── PROVIDED DATA

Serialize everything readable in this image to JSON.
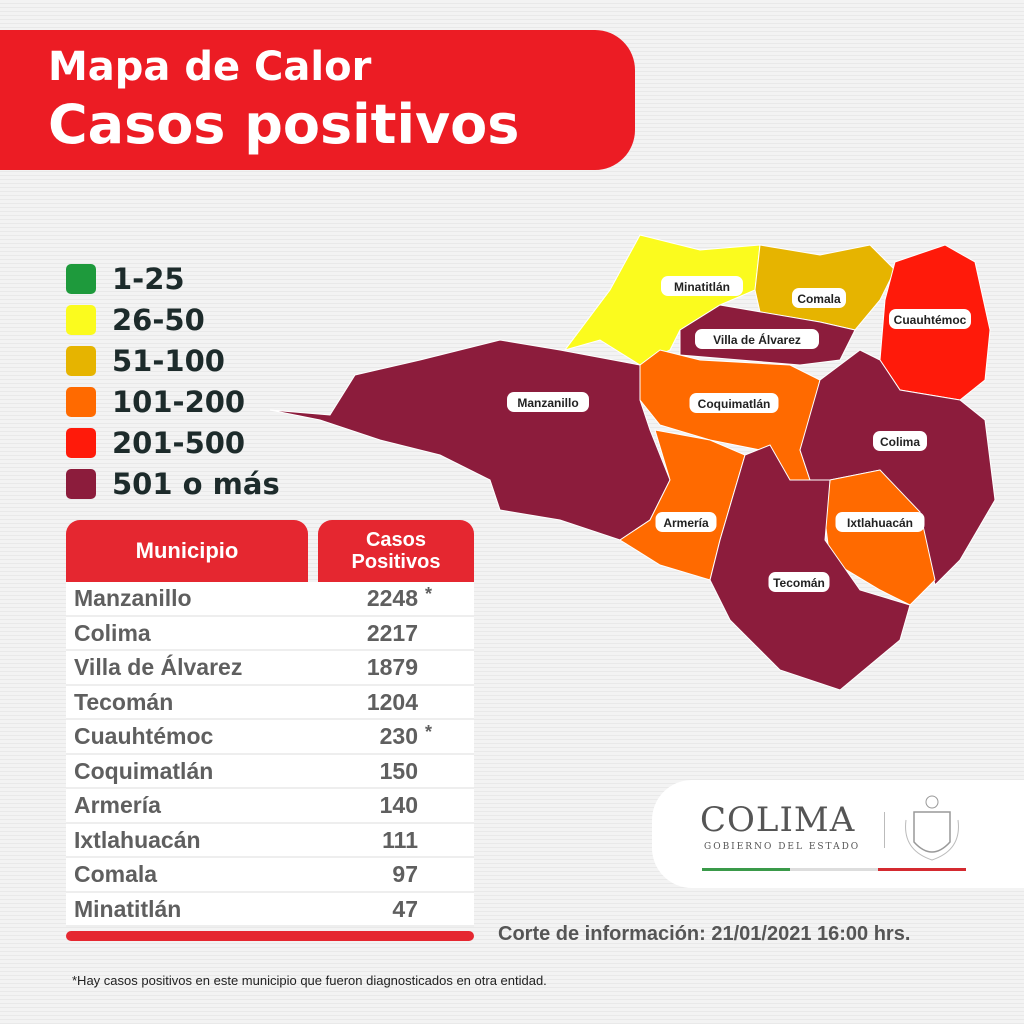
{
  "header": {
    "line1": "Mapa de Calor",
    "line2": "Casos positivos"
  },
  "legend": [
    {
      "label": "1-25",
      "color": "#1e9a3c"
    },
    {
      "label": "26-50",
      "color": "#fbfb1e"
    },
    {
      "label": "51-100",
      "color": "#e6b400"
    },
    {
      "label": "101-200",
      "color": "#ff6a00"
    },
    {
      "label": "201-500",
      "color": "#ff1a0a"
    },
    {
      "label": "501 o más",
      "color": "#8c1c3c"
    }
  ],
  "table": {
    "col1": "Municipio",
    "col2": "Casos Positivos",
    "rows": [
      {
        "municipio": "Manzanillo",
        "casos": "2248",
        "note": "*"
      },
      {
        "municipio": "Colima",
        "casos": "2217",
        "note": ""
      },
      {
        "municipio": "Villa de Álvarez",
        "casos": "1879",
        "note": ""
      },
      {
        "municipio": "Tecomán",
        "casos": "1204",
        "note": ""
      },
      {
        "municipio": "Cuauhtémoc",
        "casos": "230",
        "note": "*"
      },
      {
        "municipio": "Coquimatlán",
        "casos": "150",
        "note": ""
      },
      {
        "municipio": "Armería",
        "casos": "140",
        "note": ""
      },
      {
        "municipio": "Ixtlahuacán",
        "casos": "111",
        "note": ""
      },
      {
        "municipio": "Comala",
        "casos": "97",
        "note": ""
      },
      {
        "municipio": "Minatitlán",
        "casos": "47",
        "note": ""
      }
    ]
  },
  "map": {
    "regions": [
      {
        "name": "Manzanillo",
        "color": "#8c1c3c"
      },
      {
        "name": "Minatitlán",
        "color": "#fbfb1e"
      },
      {
        "name": "Comala",
        "color": "#e6b400"
      },
      {
        "name": "Cuauhtémoc",
        "color": "#ff1a0a"
      },
      {
        "name": "Villa de Álvarez",
        "color": "#8c1c3c"
      },
      {
        "name": "Coquimatlán",
        "color": "#ff6a00"
      },
      {
        "name": "Armería",
        "color": "#ff6a00"
      },
      {
        "name": "Colima",
        "color": "#8c1c3c"
      },
      {
        "name": "Ixtlahuacán",
        "color": "#ff6a00"
      },
      {
        "name": "Tecomán",
        "color": "#8c1c3c"
      }
    ]
  },
  "corte": "Corte de información: 21/01/2021 16:00 hrs.",
  "footnote": "*Hay casos positivos en este municipio que fueron diagnosticados en otra entidad.",
  "logo": {
    "title": "COLIMA",
    "subtitle": "GOBIERNO DEL ESTADO"
  }
}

────

REQUEST | Pick out every line holding the string "Villa" and return it.

TASK SOLUTION |
        "municipio": "Villa de Álvarez",
        "name": "Villa de Álvarez",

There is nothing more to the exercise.